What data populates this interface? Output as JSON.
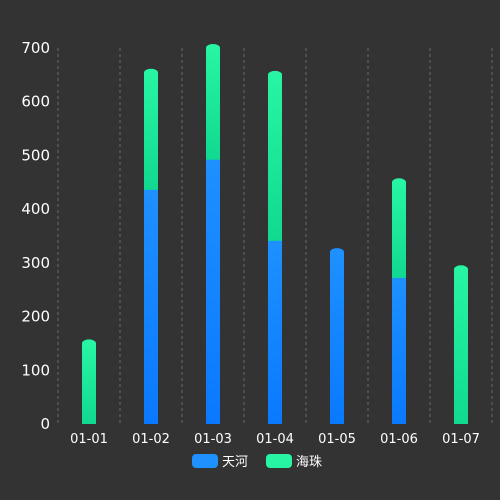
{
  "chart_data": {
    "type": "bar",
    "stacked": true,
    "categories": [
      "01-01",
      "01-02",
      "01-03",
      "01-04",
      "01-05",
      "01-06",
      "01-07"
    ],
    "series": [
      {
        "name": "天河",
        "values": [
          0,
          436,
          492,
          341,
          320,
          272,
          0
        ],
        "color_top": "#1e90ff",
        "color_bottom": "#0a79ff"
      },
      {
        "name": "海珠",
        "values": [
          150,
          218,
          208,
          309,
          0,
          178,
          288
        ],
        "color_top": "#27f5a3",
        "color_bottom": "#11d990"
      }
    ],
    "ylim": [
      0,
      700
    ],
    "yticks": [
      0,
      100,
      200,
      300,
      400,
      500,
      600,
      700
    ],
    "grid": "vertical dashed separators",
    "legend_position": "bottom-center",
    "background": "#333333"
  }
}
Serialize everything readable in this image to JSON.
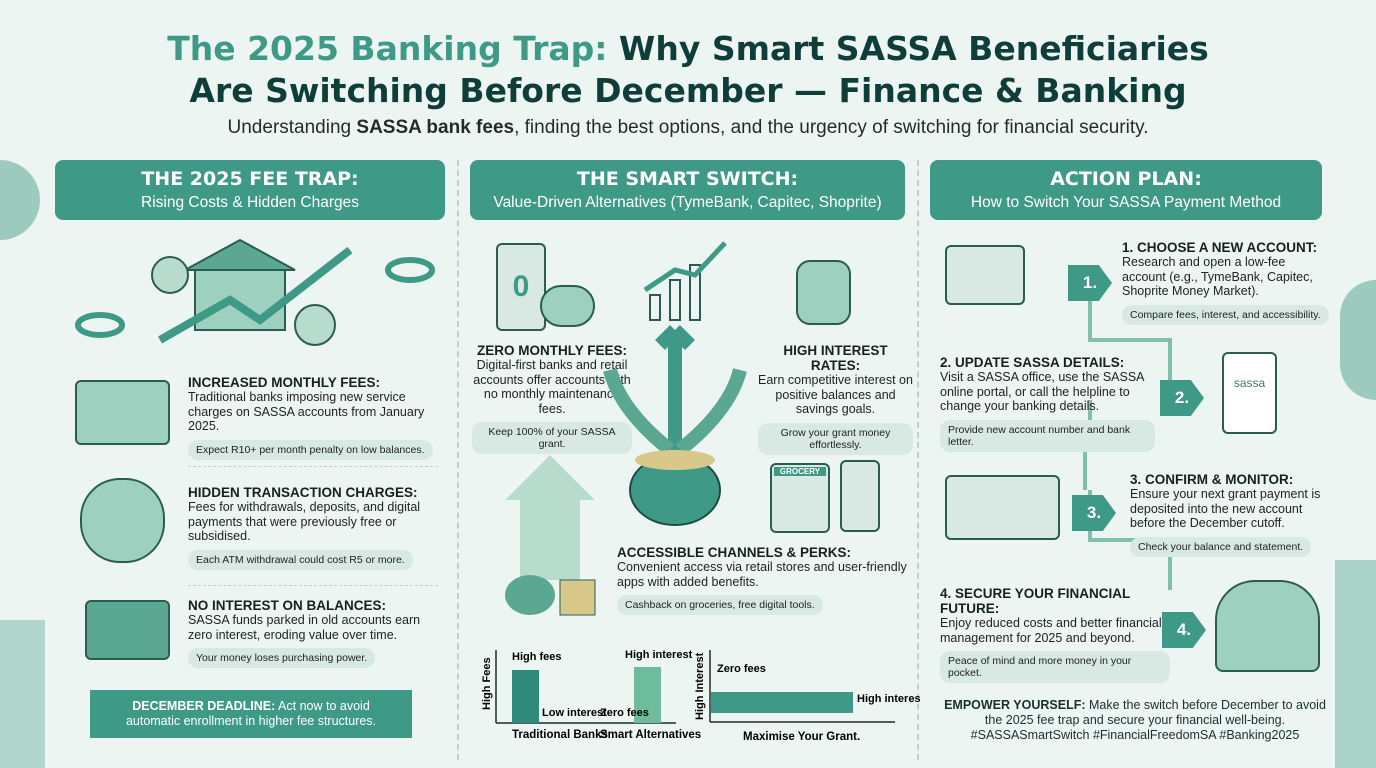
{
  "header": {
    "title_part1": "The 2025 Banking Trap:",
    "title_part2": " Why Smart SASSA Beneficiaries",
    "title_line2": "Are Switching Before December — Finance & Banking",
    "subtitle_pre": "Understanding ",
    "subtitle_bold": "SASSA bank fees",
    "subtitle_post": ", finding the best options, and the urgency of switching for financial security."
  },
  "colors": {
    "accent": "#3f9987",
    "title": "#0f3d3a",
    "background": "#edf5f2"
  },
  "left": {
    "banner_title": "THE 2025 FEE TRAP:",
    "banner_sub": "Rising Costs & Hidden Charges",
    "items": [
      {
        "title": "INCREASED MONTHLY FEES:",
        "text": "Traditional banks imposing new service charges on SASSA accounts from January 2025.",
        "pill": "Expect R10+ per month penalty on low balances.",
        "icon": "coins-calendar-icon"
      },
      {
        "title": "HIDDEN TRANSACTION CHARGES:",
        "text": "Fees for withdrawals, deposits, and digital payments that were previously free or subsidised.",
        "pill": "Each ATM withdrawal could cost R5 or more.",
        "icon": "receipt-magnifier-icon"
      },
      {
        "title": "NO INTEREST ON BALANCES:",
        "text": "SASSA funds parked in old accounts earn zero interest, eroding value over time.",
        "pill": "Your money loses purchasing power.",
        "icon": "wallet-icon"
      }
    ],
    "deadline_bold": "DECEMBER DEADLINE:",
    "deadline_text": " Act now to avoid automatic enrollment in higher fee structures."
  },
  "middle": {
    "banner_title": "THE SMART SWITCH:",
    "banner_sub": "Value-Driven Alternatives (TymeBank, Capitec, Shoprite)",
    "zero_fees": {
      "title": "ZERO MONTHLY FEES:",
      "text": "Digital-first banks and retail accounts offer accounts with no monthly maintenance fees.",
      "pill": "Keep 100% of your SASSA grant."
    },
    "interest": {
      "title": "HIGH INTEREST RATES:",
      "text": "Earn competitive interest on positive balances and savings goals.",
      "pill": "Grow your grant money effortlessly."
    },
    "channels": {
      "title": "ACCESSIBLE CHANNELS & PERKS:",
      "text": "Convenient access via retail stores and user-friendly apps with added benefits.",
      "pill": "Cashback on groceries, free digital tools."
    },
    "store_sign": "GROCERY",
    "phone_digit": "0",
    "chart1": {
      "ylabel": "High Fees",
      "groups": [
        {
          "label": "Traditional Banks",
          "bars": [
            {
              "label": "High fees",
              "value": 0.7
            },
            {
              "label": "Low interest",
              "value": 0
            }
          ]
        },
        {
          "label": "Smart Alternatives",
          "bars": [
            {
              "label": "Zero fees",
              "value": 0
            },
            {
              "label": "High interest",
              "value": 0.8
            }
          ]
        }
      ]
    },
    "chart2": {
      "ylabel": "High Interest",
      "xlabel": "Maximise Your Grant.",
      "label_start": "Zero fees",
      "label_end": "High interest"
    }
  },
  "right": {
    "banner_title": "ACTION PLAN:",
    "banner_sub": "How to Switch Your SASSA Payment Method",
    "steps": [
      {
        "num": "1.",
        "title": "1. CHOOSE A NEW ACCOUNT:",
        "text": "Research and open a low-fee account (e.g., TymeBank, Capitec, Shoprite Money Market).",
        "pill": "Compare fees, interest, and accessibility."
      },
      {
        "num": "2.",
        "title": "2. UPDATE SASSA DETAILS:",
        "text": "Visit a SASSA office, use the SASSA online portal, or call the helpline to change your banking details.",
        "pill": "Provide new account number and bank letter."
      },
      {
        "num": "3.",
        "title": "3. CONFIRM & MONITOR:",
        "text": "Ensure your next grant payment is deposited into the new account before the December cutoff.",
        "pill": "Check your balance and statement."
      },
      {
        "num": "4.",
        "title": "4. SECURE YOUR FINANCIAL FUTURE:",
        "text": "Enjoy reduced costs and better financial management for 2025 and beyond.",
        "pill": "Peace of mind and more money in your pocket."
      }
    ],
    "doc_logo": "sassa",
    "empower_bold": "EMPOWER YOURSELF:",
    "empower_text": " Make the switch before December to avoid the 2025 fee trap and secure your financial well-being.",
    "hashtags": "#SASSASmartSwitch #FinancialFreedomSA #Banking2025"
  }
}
=======
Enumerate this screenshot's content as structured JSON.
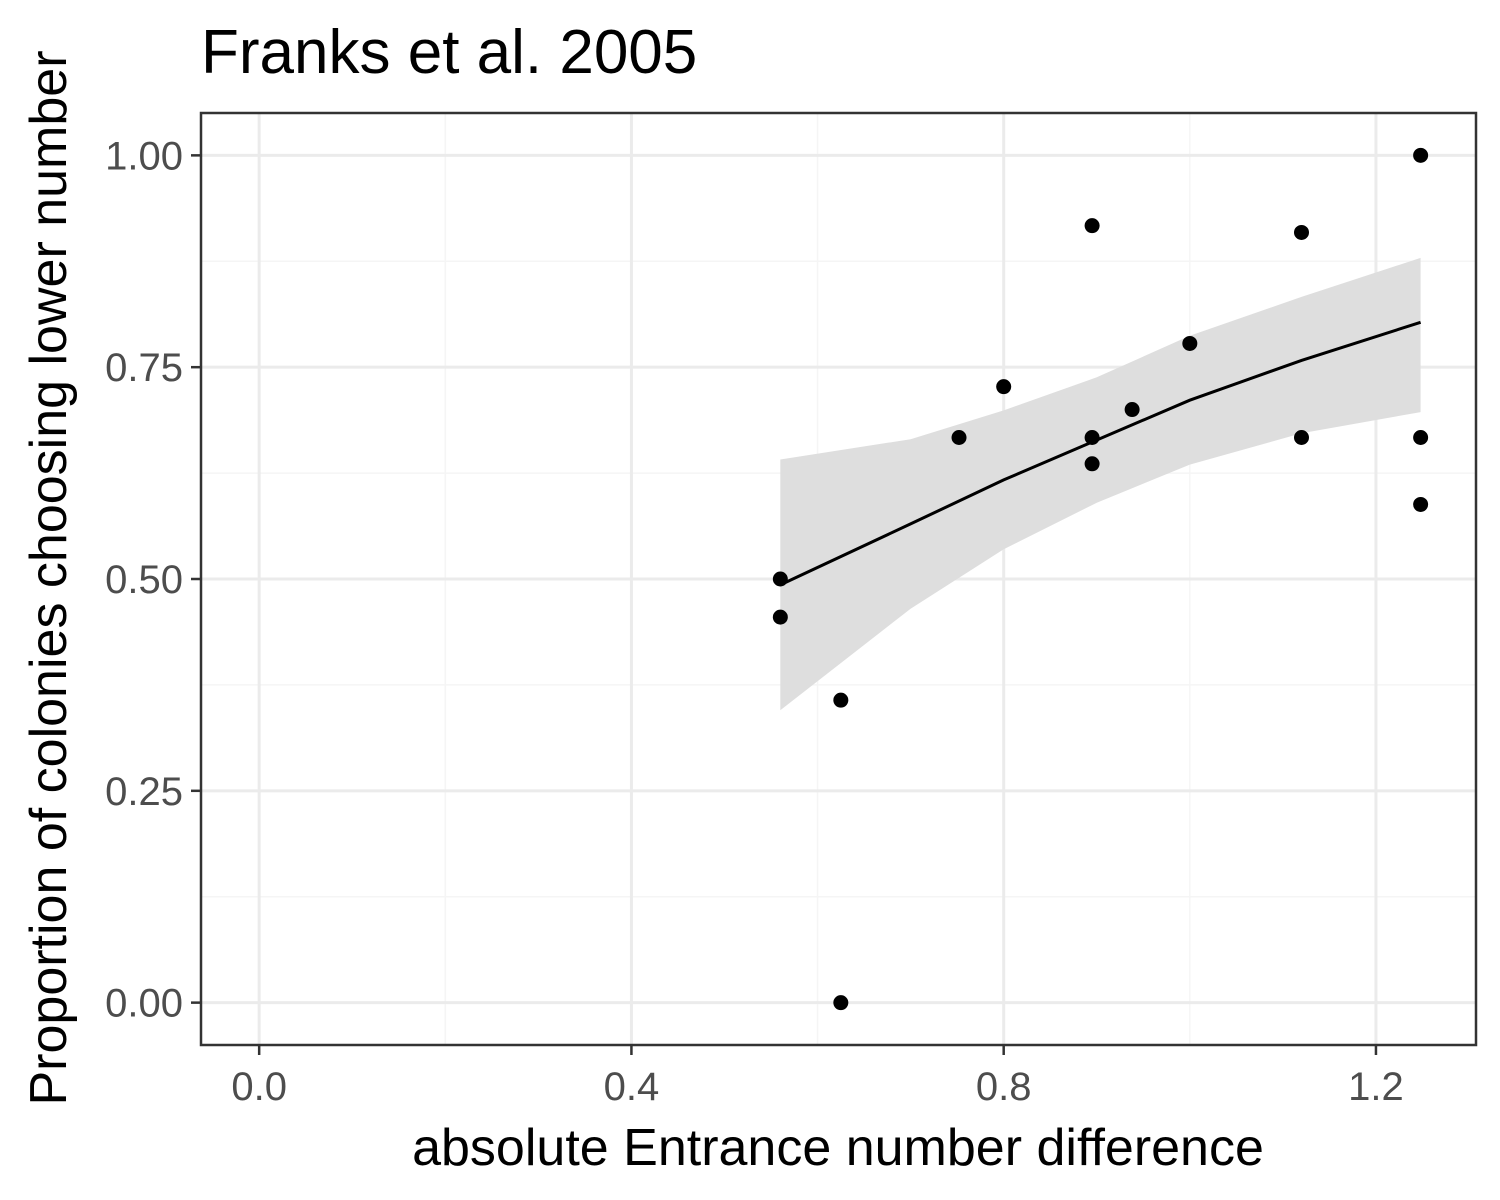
=======
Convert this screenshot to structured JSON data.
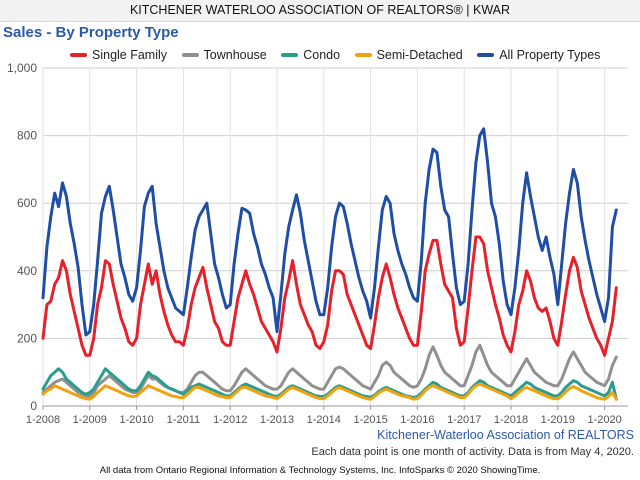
=======
**Your instructions**
Identify the lines in the entries above that contain "screenshot", then copy them out.

**Problem solution**
Enumerate this screenshot's content as structured JSON.
Convert this screenshot to structured JSON data.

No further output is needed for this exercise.